# DATA SUPPLIED start

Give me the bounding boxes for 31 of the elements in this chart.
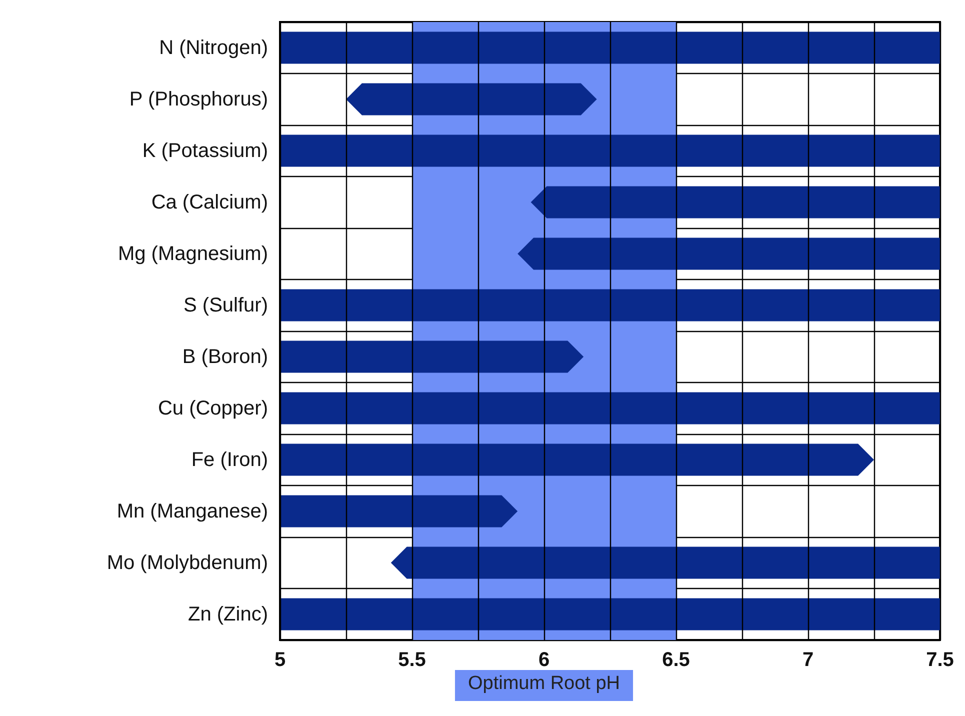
y-tick-label: Mn (Manganese) [116, 500, 268, 522]
y-tick-label: B (Boron) [182, 346, 268, 368]
bar [346, 83, 597, 116]
bar [280, 392, 940, 424]
bar [280, 134, 940, 167]
x-tick-label: 7 [802, 649, 814, 671]
y-tick-label: S (Sulfur) [184, 294, 268, 316]
bar [390, 546, 940, 579]
bar [280, 598, 940, 630]
y-tick-label: N (Nitrogen) [159, 36, 268, 59]
y-tick-label: Zn (Zinc) [188, 603, 268, 626]
y-tick-label: Mg (Magnesium) [118, 242, 268, 265]
y-tick-label: Cu (Copper) [158, 397, 268, 420]
bar [280, 32, 940, 64]
y-tick-label: K (Potassium) [142, 140, 268, 162]
bar [280, 444, 874, 476]
x-tick-label: 7.5 [926, 649, 954, 671]
bar [530, 186, 940, 218]
bar [280, 340, 584, 373]
x-tick-label: 6 [538, 649, 550, 671]
bar [518, 238, 940, 270]
y-tick-label: Ca (Calcium) [151, 191, 268, 214]
y-tick-label: P (Phosphorus) [129, 88, 268, 110]
bar [280, 289, 940, 322]
y-tick-label: Mo (Molybdenum) [106, 552, 268, 574]
band-label: Optimum Root pH [468, 673, 620, 694]
x-tick-label: 5 [274, 649, 286, 671]
y-tick-label: Fe (Iron) [191, 448, 268, 471]
x-tick-label: 5.5 [398, 649, 426, 671]
x-tick-label: 6.5 [662, 649, 690, 671]
bar [280, 495, 518, 528]
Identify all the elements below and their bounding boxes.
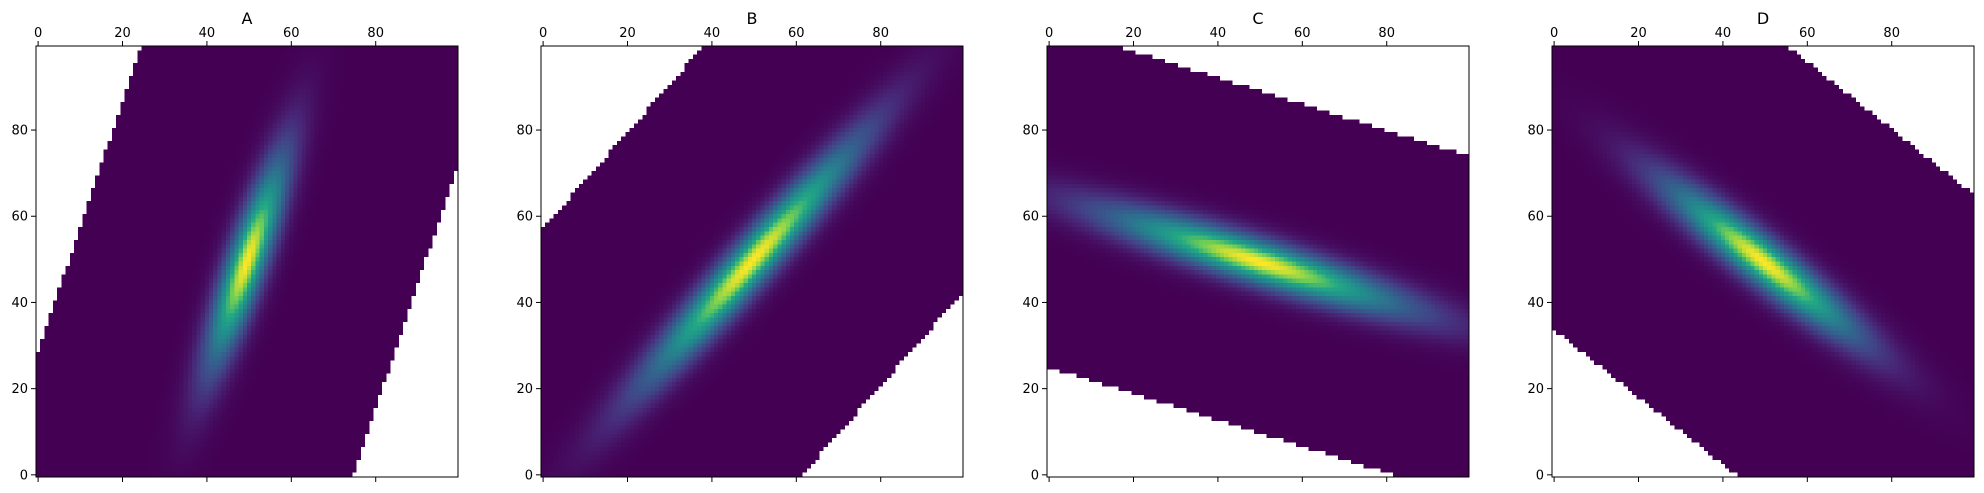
- x-tick-label: 80: [1378, 26, 1395, 41]
- x-tick-label: 20: [114, 26, 131, 41]
- x-tick-label: 40: [704, 26, 721, 41]
- panel-title: A: [242, 9, 253, 28]
- y-tick-label: 60: [11, 210, 28, 225]
- axes-frame: [540, 45, 964, 478]
- y-tick-label: 80: [11, 124, 28, 139]
- y-tick-label: 0: [1536, 468, 1544, 483]
- y-tick-label: 40: [11, 296, 28, 311]
- panel-D: D 0 20 40 60 80 0 20 40 60 80: [1527, 9, 1975, 483]
- y-tick-label: 20: [516, 382, 533, 397]
- axes-frame: [35, 45, 459, 478]
- x-tick-label: 60: [1799, 26, 1816, 41]
- x-tick-label: 20: [1630, 26, 1647, 41]
- x-tick-label: 40: [1210, 26, 1227, 41]
- y-tick-label: 0: [525, 468, 533, 483]
- y-tick-label: 20: [1527, 382, 1544, 397]
- x-tick-label: 0: [539, 26, 547, 41]
- panel-B: B 0 20 40 60 80 0 20 40 60 80: [516, 9, 964, 483]
- panel-C: C 0 20 40 60 80 0 20 40 60 80: [1022, 9, 1470, 483]
- x-tick-label: 60: [788, 26, 805, 41]
- y-tick-label: 20: [1022, 382, 1039, 397]
- y-tick-label: 80: [1527, 124, 1544, 139]
- panel-A: A 0 20 40 60 80 0 20 40 60 80: [11, 9, 459, 483]
- x-tick-label: 20: [1125, 26, 1142, 41]
- x-tick-label: 0: [34, 26, 42, 41]
- x-tick-label: 40: [1715, 26, 1732, 41]
- heatmap-image: [541, 46, 963, 477]
- axes-frame: [1046, 45, 1470, 478]
- y-tick-label: 60: [516, 210, 533, 225]
- y-tick-label: 0: [20, 468, 28, 483]
- y-tick-label: 60: [1527, 210, 1544, 225]
- y-tick-label: 80: [516, 124, 533, 139]
- y-tick-label: 40: [516, 296, 533, 311]
- heatmap-image: [36, 46, 458, 477]
- x-tick-label: 80: [872, 26, 889, 41]
- x-tick-label: 20: [619, 26, 636, 41]
- panel-title: D: [1757, 9, 1769, 28]
- heatmap-image: [1047, 46, 1469, 477]
- x-tick-label: 0: [1045, 26, 1053, 41]
- y-tick-label: 40: [1527, 296, 1544, 311]
- heatmap-image: [1552, 46, 1974, 477]
- x-tick-label: 80: [367, 26, 384, 41]
- panel-title: C: [1252, 9, 1263, 28]
- y-tick-label: 40: [1022, 296, 1039, 311]
- axes-frame: [1551, 45, 1975, 478]
- y-tick-label: 20: [11, 382, 28, 397]
- x-tick-label: 60: [1294, 26, 1311, 41]
- y-tick-label: 60: [1022, 210, 1039, 225]
- panel-title: B: [747, 9, 758, 28]
- x-tick-label: 60: [283, 26, 300, 41]
- x-tick-label: 40: [199, 26, 216, 41]
- y-tick-label: 0: [1031, 468, 1039, 483]
- x-tick-label: 80: [1883, 26, 1900, 41]
- y-tick-label: 80: [1022, 124, 1039, 139]
- x-tick-label: 0: [1550, 26, 1558, 41]
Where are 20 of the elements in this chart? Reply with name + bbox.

# DATA SUPPLIED end

## THE PROBLEM:
Set out the lines of the listing from the line with "y-tick-label: Mn (Manganese)" to the line with "bar [530, 186, 940, 218]", both included, as a numbered list, leaving out any blank lines.

## ANSWER TO THIS TASK:
1. y-tick-label: Mn (Manganese) [116, 500, 268, 522]
2. y-tick-label: B (Boron) [182, 346, 268, 368]
3. bar [346, 83, 597, 116]
4. bar [280, 392, 940, 424]
5. bar [280, 134, 940, 167]
6. x-tick-label: 7 [802, 649, 814, 671]
7. y-tick-label: S (Sulfur) [184, 294, 268, 316]
8. bar [390, 546, 940, 579]
9. bar [280, 598, 940, 630]
10. y-tick-label: N (Nitrogen) [159, 36, 268, 59]
11. y-tick-label: Zn (Zinc) [188, 603, 268, 626]
12. y-tick-label: Mg (Magnesium) [118, 242, 268, 265]
13. y-tick-label: Cu (Copper) [158, 397, 268, 420]
14. bar [280, 32, 940, 64]
15. y-tick-label: K (Potassium) [142, 140, 268, 162]
16. bar [280, 444, 874, 476]
17. x-tick-label: 7.5 [926, 649, 954, 671]
18. bar [530, 186, 940, 218]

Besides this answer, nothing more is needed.